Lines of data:
----

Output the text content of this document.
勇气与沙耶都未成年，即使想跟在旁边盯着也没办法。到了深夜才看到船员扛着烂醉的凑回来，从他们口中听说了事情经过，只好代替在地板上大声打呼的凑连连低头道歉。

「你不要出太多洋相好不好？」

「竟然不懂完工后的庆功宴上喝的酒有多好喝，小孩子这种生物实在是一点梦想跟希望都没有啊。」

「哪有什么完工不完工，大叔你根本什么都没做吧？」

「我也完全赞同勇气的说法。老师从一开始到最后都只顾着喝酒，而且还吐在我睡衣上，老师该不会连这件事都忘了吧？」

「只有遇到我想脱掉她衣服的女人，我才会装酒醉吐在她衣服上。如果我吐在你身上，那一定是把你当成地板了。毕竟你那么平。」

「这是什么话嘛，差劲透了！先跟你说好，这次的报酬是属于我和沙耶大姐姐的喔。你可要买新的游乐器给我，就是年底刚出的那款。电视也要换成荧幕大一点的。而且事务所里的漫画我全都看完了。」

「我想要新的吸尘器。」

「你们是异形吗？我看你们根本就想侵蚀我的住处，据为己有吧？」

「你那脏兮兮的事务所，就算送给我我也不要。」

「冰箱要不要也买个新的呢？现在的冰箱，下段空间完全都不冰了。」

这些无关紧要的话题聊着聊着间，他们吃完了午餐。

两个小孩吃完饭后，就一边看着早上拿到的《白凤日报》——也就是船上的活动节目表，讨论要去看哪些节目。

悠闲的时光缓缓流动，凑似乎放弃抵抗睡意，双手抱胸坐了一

----

■ **Stated task**:
Reproduce the full listing above, character for character.

■ **Exercise result**:
Output the text content of this document.
勇气与沙耶都未成年，即使想跟在旁边盯着也没办法。到了深夜才看到船员扛着烂醉的凑回来，从他们口中听说了事情经过，只好代替在地板上大声打呼的凑连连低头道歉。

「你不要出太多洋相好不好？」

「竟然不懂完工后的庆功宴上喝的酒有多好喝，小孩子这种生物实在是一点梦想跟希望都没有啊。」

「哪有什么完工不完工，大叔你根本什么都没做吧？」

「我也完全赞同勇气的说法。老师从一开始到最后都只顾着喝酒，而且还吐在我睡衣上，老师该不会连这件事都忘了吧？」

「只有遇到我想脱掉她衣服的女人，我才会装酒醉吐在她衣服上。如果我吐在你身上，那一定是把你当成地板了。毕竟你那么平。」

「这是什么话嘛，差劲透了！先跟你说好，这次的报酬是属于我和沙耶大姐姐的喔。你可要买新的游乐器给我，就是年底刚出的那款。电视也要换成荧幕大一点的。而且事务所里的漫画我全都看完了。」

「我想要新的吸尘器。」

「你们是异形吗？我看你们根本就想侵蚀我的住处，据为己有吧？」

「你那脏兮兮的事务所，就算送给我我也不要。」

「冰箱要不要也买个新的呢？现在的冰箱，下段空间完全都不冰了。」

这些无关紧要的话题聊着聊着间，他们吃完了午餐。

两个小孩吃完饭后，就一边看着早上拿到的《白凤日报》——也就是船上的活动节目表，讨论要去看哪些节目。

悠闲的时光缓缓流动，凑似乎放弃抵抗睡意，双手抱胸坐了一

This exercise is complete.